§ **What the exercise asks**
Each entry below should be written out exactly as it is, with no pictures.

(Records from a data collection)
• • • •
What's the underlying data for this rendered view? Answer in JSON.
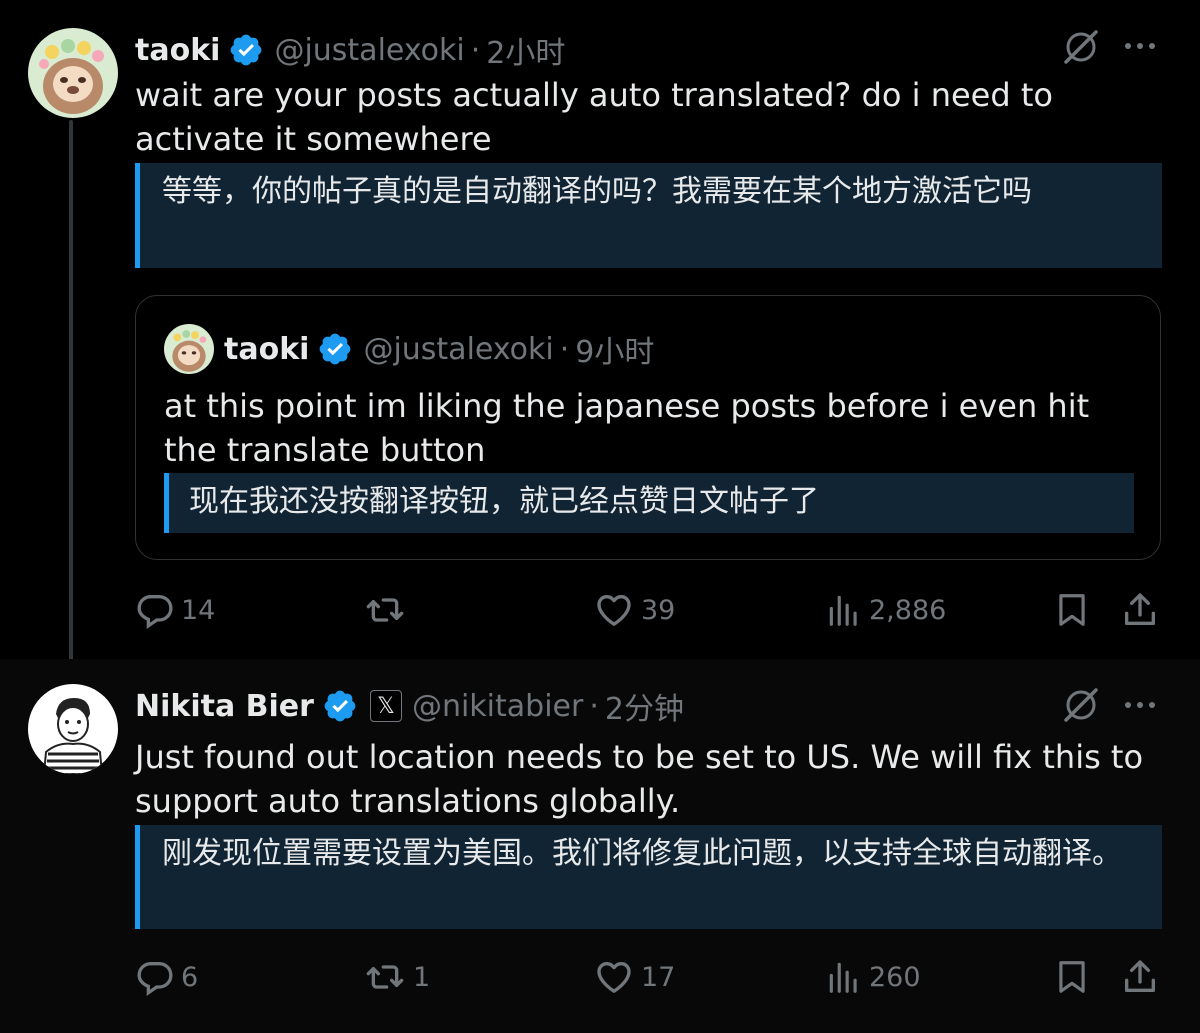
{
  "posts": [
    {
      "author_name": "taoki",
      "handle": "@justalexoki",
      "time": "2小时",
      "text": "wait are your posts actually auto translated? do i need to activate it somewhere",
      "translation": "等等，你的帖子真的是自动翻译的吗？我需要在某个地方激活它吗",
      "quoted_post": {
        "author_name": "taoki",
        "handle": "@justalexoki",
        "time": "9小时",
        "text": "at this point im liking the japanese posts before i even hit the translate button",
        "translation": "现在我还没按翻译按钮，就已经点赞日文帖子了"
      },
      "stats": {
        "replies": "14",
        "reposts": "",
        "likes": "39",
        "views": "2,886"
      }
    },
    {
      "author_name": "Nikita Bier",
      "affiliate_badge": "𝕏",
      "handle": "@nikitabier",
      "time": "2分钟",
      "text": "Just found out location needs to be set to US. We will fix this to support auto translations globally.",
      "translation": "刚发现位置需要设置为美国。我们将修复此问题，以支持全球自动翻译。",
      "stats": {
        "replies": "6",
        "reposts": "1",
        "likes": "17",
        "views": "260"
      }
    }
  ],
  "separator": "·",
  "colors": {
    "background": "#000000",
    "text_primary": "#e7e9ea",
    "text_secondary": "#71767b",
    "accent_blue": "#1d9bf0",
    "translation_bg": "#112433",
    "border": "#2f3336"
  },
  "icons": {
    "verified": "verified-badge-icon",
    "grok": "grok-icon",
    "more": "more-icon",
    "reply": "reply-icon",
    "repost": "repost-icon",
    "like": "like-icon",
    "views": "views-icon",
    "bookmark": "bookmark-icon",
    "share": "share-icon"
  }
}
• • • •
§ **Task response**
What's the underlying data for this rendered view? Answer in JSON.
{
  "posts": [
    {
      "author_name": "taoki",
      "handle": "@justalexoki",
      "time": "2小时",
      "text": "wait are your posts actually auto translated? do i need to activate it somewhere",
      "translation": "等等，你的帖子真的是自动翻译的吗？我需要在某个地方激活它吗",
      "quoted_post": {
        "author_name": "taoki",
        "handle": "@justalexoki",
        "time": "9小时",
        "text": "at this point im liking the japanese posts before i even hit the translate button",
        "translation": "现在我还没按翻译按钮，就已经点赞日文帖子了"
      },
      "stats": {
        "replies": "14",
        "reposts": "",
        "likes": "39",
        "views": "2,886"
      }
    },
    {
      "author_name": "Nikita Bier",
      "affiliate_badge": "𝕏",
      "handle": "@nikitabier",
      "time": "2分钟",
      "text": "Just found out location needs to be set to US. We will fix this to support auto translations globally.",
      "translation": "刚发现位置需要设置为美国。我们将修复此问题，以支持全球自动翻译。",
      "stats": {
        "replies": "6",
        "reposts": "1",
        "likes": "17",
        "views": "260"
      }
    }
  ],
  "separator": "·",
  "colors": {
    "background": "#000000",
    "text_primary": "#e7e9ea",
    "text_secondary": "#71767b",
    "accent_blue": "#1d9bf0",
    "translation_bg": "#112433",
    "border": "#2f3336"
  },
  "icons": {
    "verified": "verified-badge-icon",
    "grok": "grok-icon",
    "more": "more-icon",
    "reply": "reply-icon",
    "repost": "repost-icon",
    "like": "like-icon",
    "views": "views-icon",
    "bookmark": "bookmark-icon",
    "share": "share-icon"
  }
}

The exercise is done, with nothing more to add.